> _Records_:

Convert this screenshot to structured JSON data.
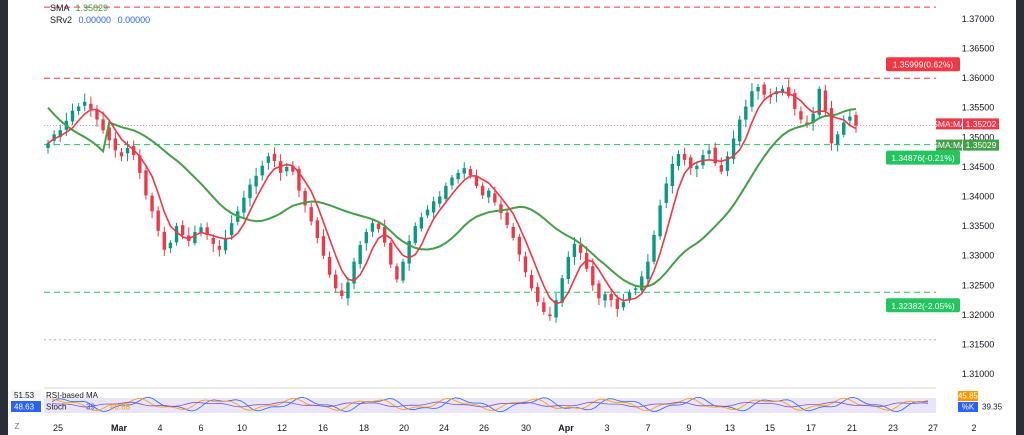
{
  "legend": {
    "sma_label": "SMA",
    "sma_value": "1.35029",
    "srv2_label": "SRv2",
    "srv2_value1": "0.00000",
    "srv2_value2": "0.00000"
  },
  "colors": {
    "up": "#089981",
    "down": "#f23645",
    "fast_ma": "#f23645",
    "slow_ma": "#43a047",
    "resistance": "#f23645",
    "support": "#22c55e",
    "oscillator_band": "#e1d9f5"
  },
  "price_axis": {
    "ticks": [
      "1.37000",
      "1.36500",
      "1.36000",
      "1.35500",
      "1.35000",
      "1.34500",
      "1.34000",
      "1.33500",
      "1.33000",
      "1.32500",
      "1.32000",
      "1.31500",
      "1.31000"
    ]
  },
  "time_axis": {
    "labels": [
      "25",
      "Mar",
      "4",
      "6",
      "10",
      "12",
      "16",
      "18",
      "20",
      "24",
      "26",
      "30",
      "Apr",
      "3",
      "7",
      "9",
      "13",
      "15",
      "17",
      "21",
      "23",
      "27",
      "2"
    ]
  },
  "levels": {
    "top_level": "1.37200",
    "resistance": {
      "price": 1.35999,
      "label": "1.35999(0.62%)"
    },
    "support_near": {
      "price": 1.34876,
      "label": "1.34876(-0.21%)"
    },
    "support_far": {
      "price": 1.32382,
      "label": "1.32382(-2.05%)"
    },
    "faint_level": 1.3158
  },
  "price_tags": [
    {
      "name": "SMA:MA",
      "value": "1.35202",
      "color": "#f23645"
    },
    {
      "name": "SMA:MA",
      "value": "1.35029",
      "color": "#43a047"
    }
  ],
  "indicator": {
    "rsi_based_ma_label": "RSI-based MA",
    "rsi_based_ma_value": "51.53",
    "rsi_value": "48.63",
    "stoch_label": "Stoch",
    "stoch_value": "39.",
    "extra_value": "40.88",
    "tag_d_value": "45.85",
    "tag_k_label": "%K",
    "tag_k_value": "39.35"
  },
  "chart_data": {
    "type": "candlestick",
    "symbol_hint": "",
    "ylim": [
      1.3085,
      1.3732
    ],
    "x_labels": [
      "25",
      "Mar",
      "4",
      "6",
      "10",
      "12",
      "16",
      "18",
      "20",
      "24",
      "26",
      "30",
      "Apr",
      "3",
      "7",
      "9",
      "13",
      "15",
      "17",
      "21",
      "23",
      "27",
      "2"
    ],
    "close_series": [
      1.349,
      1.3505,
      1.3512,
      1.3528,
      1.3545,
      1.3552,
      1.356,
      1.3548,
      1.353,
      1.3512,
      1.3495,
      1.3478,
      1.3468,
      1.3482,
      1.347,
      1.344,
      1.3402,
      1.3375,
      1.3342,
      1.331,
      1.3322,
      1.335,
      1.3335,
      1.3325,
      1.334,
      1.3348,
      1.3335,
      1.332,
      1.331,
      1.333,
      1.3355,
      1.3375,
      1.3398,
      1.342,
      1.3435,
      1.3452,
      1.3468,
      1.346,
      1.344,
      1.345,
      1.3442,
      1.341,
      1.3385,
      1.3358,
      1.333,
      1.33,
      1.3268,
      1.3245,
      1.3232,
      1.3255,
      1.329,
      1.3318,
      1.334,
      1.3355,
      1.3345,
      1.3322,
      1.3285,
      1.326,
      1.329,
      1.3325,
      1.335,
      1.3365,
      1.3378,
      1.3392,
      1.34,
      1.3418,
      1.3432,
      1.344,
      1.3448,
      1.3436,
      1.3418,
      1.3402,
      1.341,
      1.339,
      1.3372,
      1.3352,
      1.333,
      1.3302,
      1.3272,
      1.3245,
      1.3222,
      1.3205,
      1.3198,
      1.3225,
      1.3262,
      1.3298,
      1.332,
      1.3305,
      1.3278,
      1.325,
      1.3228,
      1.3235,
      1.3225,
      1.321,
      1.3222,
      1.3238,
      1.3245,
      1.3265,
      1.329,
      1.3335,
      1.3385,
      1.3422,
      1.3455,
      1.3472,
      1.3462,
      1.3448,
      1.3452,
      1.347,
      1.3478,
      1.3456,
      1.3442,
      1.3468,
      1.3498,
      1.353,
      1.3552,
      1.3578,
      1.3585,
      1.3572,
      1.3568,
      1.3578,
      1.3582,
      1.357,
      1.3548,
      1.353,
      1.3522,
      1.354,
      1.3582,
      1.3545,
      1.349,
      1.3505,
      1.3525,
      1.3535,
      1.352
    ],
    "series": [
      {
        "name": "SMA:MA",
        "value": 1.35202
      },
      {
        "name": "SMA:MA",
        "value": 1.35029
      }
    ]
  }
}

> _WHAT YOU HAVE TO DO_:
Quote every record above exactly, leaving out the pictures.

> _RESPONSE BELOW_:
Convert this screenshot to structured JSON data.
{
  "legend": {
    "sma_label": "SMA",
    "sma_value": "1.35029",
    "srv2_label": "SRv2",
    "srv2_value1": "0.00000",
    "srv2_value2": "0.00000"
  },
  "colors": {
    "up": "#089981",
    "down": "#f23645",
    "fast_ma": "#f23645",
    "slow_ma": "#43a047",
    "resistance": "#f23645",
    "support": "#22c55e",
    "oscillator_band": "#e1d9f5"
  },
  "price_axis": {
    "ticks": [
      "1.37000",
      "1.36500",
      "1.36000",
      "1.35500",
      "1.35000",
      "1.34500",
      "1.34000",
      "1.33500",
      "1.33000",
      "1.32500",
      "1.32000",
      "1.31500",
      "1.31000"
    ]
  },
  "time_axis": {
    "labels": [
      "25",
      "Mar",
      "4",
      "6",
      "10",
      "12",
      "16",
      "18",
      "20",
      "24",
      "26",
      "30",
      "Apr",
      "3",
      "7",
      "9",
      "13",
      "15",
      "17",
      "21",
      "23",
      "27",
      "2"
    ]
  },
  "levels": {
    "top_level": "1.37200",
    "resistance": {
      "price": 1.35999,
      "label": "1.35999(0.62%)"
    },
    "support_near": {
      "price": 1.34876,
      "label": "1.34876(-0.21%)"
    },
    "support_far": {
      "price": 1.32382,
      "label": "1.32382(-2.05%)"
    },
    "faint_level": 1.3158
  },
  "price_tags": [
    {
      "name": "SMA:MA",
      "value": "1.35202",
      "color": "#f23645"
    },
    {
      "name": "SMA:MA",
      "value": "1.35029",
      "color": "#43a047"
    }
  ],
  "indicator": {
    "rsi_based_ma_label": "RSI-based MA",
    "rsi_based_ma_value": "51.53",
    "rsi_value": "48.63",
    "stoch_label": "Stoch",
    "stoch_value": "39.",
    "extra_value": "40.88",
    "tag_d_value": "45.85",
    "tag_k_label": "%K",
    "tag_k_value": "39.35"
  },
  "chart_data": {
    "type": "candlestick",
    "symbol_hint": "",
    "ylim": [
      1.3085,
      1.3732
    ],
    "x_labels": [
      "25",
      "Mar",
      "4",
      "6",
      "10",
      "12",
      "16",
      "18",
      "20",
      "24",
      "26",
      "30",
      "Apr",
      "3",
      "7",
      "9",
      "13",
      "15",
      "17",
      "21",
      "23",
      "27",
      "2"
    ],
    "close_series": [
      1.349,
      1.3505,
      1.3512,
      1.3528,
      1.3545,
      1.3552,
      1.356,
      1.3548,
      1.353,
      1.3512,
      1.3495,
      1.3478,
      1.3468,
      1.3482,
      1.347,
      1.344,
      1.3402,
      1.3375,
      1.3342,
      1.331,
      1.3322,
      1.335,
      1.3335,
      1.3325,
      1.334,
      1.3348,
      1.3335,
      1.332,
      1.331,
      1.333,
      1.3355,
      1.3375,
      1.3398,
      1.342,
      1.3435,
      1.3452,
      1.3468,
      1.346,
      1.344,
      1.345,
      1.3442,
      1.341,
      1.3385,
      1.3358,
      1.333,
      1.33,
      1.3268,
      1.3245,
      1.3232,
      1.3255,
      1.329,
      1.3318,
      1.334,
      1.3355,
      1.3345,
      1.3322,
      1.3285,
      1.326,
      1.329,
      1.3325,
      1.335,
      1.3365,
      1.3378,
      1.3392,
      1.34,
      1.3418,
      1.3432,
      1.344,
      1.3448,
      1.3436,
      1.3418,
      1.3402,
      1.341,
      1.339,
      1.3372,
      1.3352,
      1.333,
      1.3302,
      1.3272,
      1.3245,
      1.3222,
      1.3205,
      1.3198,
      1.3225,
      1.3262,
      1.3298,
      1.332,
      1.3305,
      1.3278,
      1.325,
      1.3228,
      1.3235,
      1.3225,
      1.321,
      1.3222,
      1.3238,
      1.3245,
      1.3265,
      1.329,
      1.3335,
      1.3385,
      1.3422,
      1.3455,
      1.3472,
      1.3462,
      1.3448,
      1.3452,
      1.347,
      1.3478,
      1.3456,
      1.3442,
      1.3468,
      1.3498,
      1.353,
      1.3552,
      1.3578,
      1.3585,
      1.3572,
      1.3568,
      1.3578,
      1.3582,
      1.357,
      1.3548,
      1.353,
      1.3522,
      1.354,
      1.3582,
      1.3545,
      1.349,
      1.3505,
      1.3525,
      1.3535,
      1.352
    ],
    "series": [
      {
        "name": "SMA:MA",
        "value": 1.35202
      },
      {
        "name": "SMA:MA",
        "value": 1.35029
      }
    ]
  }
}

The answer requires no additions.